● **PROVIDED INFORMATION**:
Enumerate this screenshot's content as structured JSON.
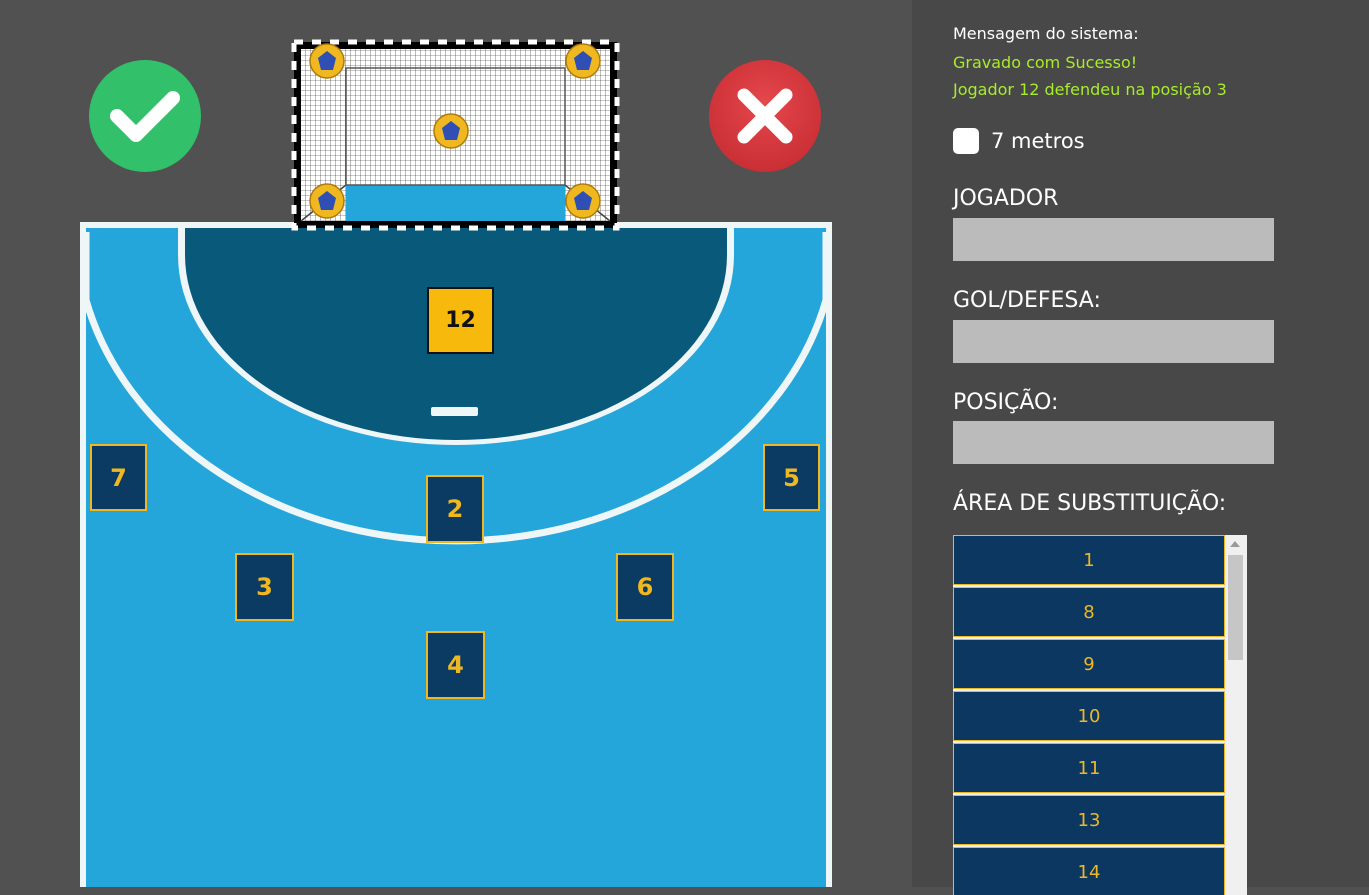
{
  "court": {
    "colors": {
      "floor": "#25a6da",
      "goal_area": "#08597a",
      "lines": "#eef6f8",
      "spot_accent": "#f0b820",
      "keeper": "#f7ba0c"
    },
    "keeper_label": "12",
    "positions": [
      "7",
      "5",
      "2",
      "3",
      "6",
      "4"
    ],
    "goal_balls": [
      "top-left",
      "top-right",
      "center",
      "bottom-left",
      "bottom-right"
    ],
    "confirm_icon": "check-icon",
    "cancel_icon": "close-icon"
  },
  "panel": {
    "system_message_title": "Mensagem do sistema:",
    "system_message_lines": [
      "Gravado com Sucesso!",
      "Jogador 12 defendeu na posição 3"
    ],
    "seven_meters_label": "7 metros",
    "seven_meters_checked": false,
    "player_label": "JOGADOR",
    "goal_defense_label": "GOL/DEFESA:",
    "position_label": "POSIÇÃO:",
    "player_value": "",
    "goal_defense_value": "",
    "position_value": "",
    "substitution_label": "ÁREA DE SUBSTITUIÇÃO:",
    "substitutes": [
      "1",
      "8",
      "9",
      "10",
      "11",
      "13",
      "14"
    ]
  }
}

● **TASK DETAILS**:
The data above should be repeated exactly, minus any pictures.

● **SOLUTION**:
Enumerate this screenshot's content as structured JSON.
{
  "court": {
    "colors": {
      "floor": "#25a6da",
      "goal_area": "#08597a",
      "lines": "#eef6f8",
      "spot_accent": "#f0b820",
      "keeper": "#f7ba0c"
    },
    "keeper_label": "12",
    "positions": [
      "7",
      "5",
      "2",
      "3",
      "6",
      "4"
    ],
    "goal_balls": [
      "top-left",
      "top-right",
      "center",
      "bottom-left",
      "bottom-right"
    ],
    "confirm_icon": "check-icon",
    "cancel_icon": "close-icon"
  },
  "panel": {
    "system_message_title": "Mensagem do sistema:",
    "system_message_lines": [
      "Gravado com Sucesso!",
      "Jogador 12 defendeu na posição 3"
    ],
    "seven_meters_label": "7 metros",
    "seven_meters_checked": false,
    "player_label": "JOGADOR",
    "goal_defense_label": "GOL/DEFESA:",
    "position_label": "POSIÇÃO:",
    "player_value": "",
    "goal_defense_value": "",
    "position_value": "",
    "substitution_label": "ÁREA DE SUBSTITUIÇÃO:",
    "substitutes": [
      "1",
      "8",
      "9",
      "10",
      "11",
      "13",
      "14"
    ]
  }
}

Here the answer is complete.